#### [DOCUMENT TEXT]

One thing I've seen on this board is that fear has been a motivator for many to stay on as Witnesses. JWs are afraid to get the elders mad at them, hurt their families. They're afraid to be talked about and dissected by the "brothers and sisters" because they are not considered up to par. JWs are afraid of the "great tribulation" , dying----knowing that they could've done more......ETC.....What I've noticed is that almost everyone that has "left the truth", seems happier. They're no longer needing meds just to function. They no longer suffer severe panic attacks. They ACTUALLY are starting to enjoy "normal" aka "worldly" life!! -------Folks, all I can say is,"Once you get out of the "mind control" you will realize how many years that you have wasted.
The Fear of "Leaving The Truth"
Fear has always been a huge motivator the WTBTS uses with great skill, years of practise.
I have the occasional panic attack when I contemplate non-existence which I never had to deal with as a dub but overall freedom of mind kicks ass!
It's a cult!
The BITE Analysis: Ways to Evaluate a Group's Control
Over Personal Freedom
by Steven Hassan, M. Ed., LMHC
IV. Emotional Control
- Manipulate and narrow the range of a person's feelings.

#### [EXERCISE TASK A]
In the forum text about the fear of leaving the Witnesses, who is named as the author of the BITE Analysis?
#### [EXERCISE TASK B]
Continue the forum text about the fear of leaving the Witnesses, picking up after its last line.

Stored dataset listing

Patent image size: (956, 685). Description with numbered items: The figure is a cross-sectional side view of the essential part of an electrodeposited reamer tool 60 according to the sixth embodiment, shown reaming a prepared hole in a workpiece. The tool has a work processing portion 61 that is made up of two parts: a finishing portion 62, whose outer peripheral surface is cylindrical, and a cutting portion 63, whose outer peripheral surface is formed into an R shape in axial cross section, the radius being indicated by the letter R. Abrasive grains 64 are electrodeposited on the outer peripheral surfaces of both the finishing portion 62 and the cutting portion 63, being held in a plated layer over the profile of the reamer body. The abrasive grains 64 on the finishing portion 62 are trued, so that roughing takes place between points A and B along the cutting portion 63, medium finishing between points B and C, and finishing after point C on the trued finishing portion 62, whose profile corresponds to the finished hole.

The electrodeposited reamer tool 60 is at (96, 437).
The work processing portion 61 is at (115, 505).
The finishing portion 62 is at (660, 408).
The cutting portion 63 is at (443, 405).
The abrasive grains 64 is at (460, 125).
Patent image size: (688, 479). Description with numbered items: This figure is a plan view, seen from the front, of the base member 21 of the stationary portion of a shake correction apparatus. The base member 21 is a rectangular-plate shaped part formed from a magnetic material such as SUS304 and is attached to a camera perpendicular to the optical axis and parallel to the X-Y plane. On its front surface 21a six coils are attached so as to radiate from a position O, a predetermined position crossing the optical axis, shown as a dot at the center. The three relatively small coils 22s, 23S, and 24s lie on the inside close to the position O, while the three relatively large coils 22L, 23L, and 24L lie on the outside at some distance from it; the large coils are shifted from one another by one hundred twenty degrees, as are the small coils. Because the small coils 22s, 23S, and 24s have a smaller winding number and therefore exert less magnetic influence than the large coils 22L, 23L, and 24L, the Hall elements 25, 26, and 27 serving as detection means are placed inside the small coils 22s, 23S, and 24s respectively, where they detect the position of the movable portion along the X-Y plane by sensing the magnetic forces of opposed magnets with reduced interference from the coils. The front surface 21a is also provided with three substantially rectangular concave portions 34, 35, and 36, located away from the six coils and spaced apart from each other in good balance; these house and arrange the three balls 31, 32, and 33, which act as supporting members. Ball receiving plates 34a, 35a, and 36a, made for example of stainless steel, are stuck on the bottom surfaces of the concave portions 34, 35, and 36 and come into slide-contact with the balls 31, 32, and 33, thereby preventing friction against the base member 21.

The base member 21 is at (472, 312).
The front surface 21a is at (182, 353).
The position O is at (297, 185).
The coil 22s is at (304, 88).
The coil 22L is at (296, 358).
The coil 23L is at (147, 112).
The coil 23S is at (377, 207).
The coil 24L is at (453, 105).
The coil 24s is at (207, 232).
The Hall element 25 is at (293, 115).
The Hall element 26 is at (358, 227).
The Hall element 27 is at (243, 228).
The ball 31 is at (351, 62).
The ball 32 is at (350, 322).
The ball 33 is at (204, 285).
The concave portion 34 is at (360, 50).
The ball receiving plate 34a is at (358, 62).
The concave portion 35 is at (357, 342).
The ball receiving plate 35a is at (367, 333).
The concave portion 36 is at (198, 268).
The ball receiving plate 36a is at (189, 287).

#### [TASK OUTPUT A]
Steven Hassan, M. Ed., LMHC

#### [TASK OUTPUT B]
- Make the person feel like if there are ever any problems it is always their fault, never the leader's or the group's.
- Excessive use of guilt
- Identity guilt
- Who you are (not living up to your potential)
- Your family
- Your past
- Your affiliations
- Your thoughts, feelings, actions
- Social guilt
- Historical guilt
- Excessive use of fear
- Fear of thinking independently
- Fear of the "outside" world
- Fear of enemies
- Fear of losing one's "salvation"
- Fear of leaving the group or being shunned by group
- Fear of disapproval
- Extremes of emotional highs and lows.
- Ritual and often public confession of "sins".
- Phobia indoctrination: programming of irrational fears of ever leaving the group or even questioning the leader's authority. The person under mind control cannot visualize a positive, fulfilled future without being in the group.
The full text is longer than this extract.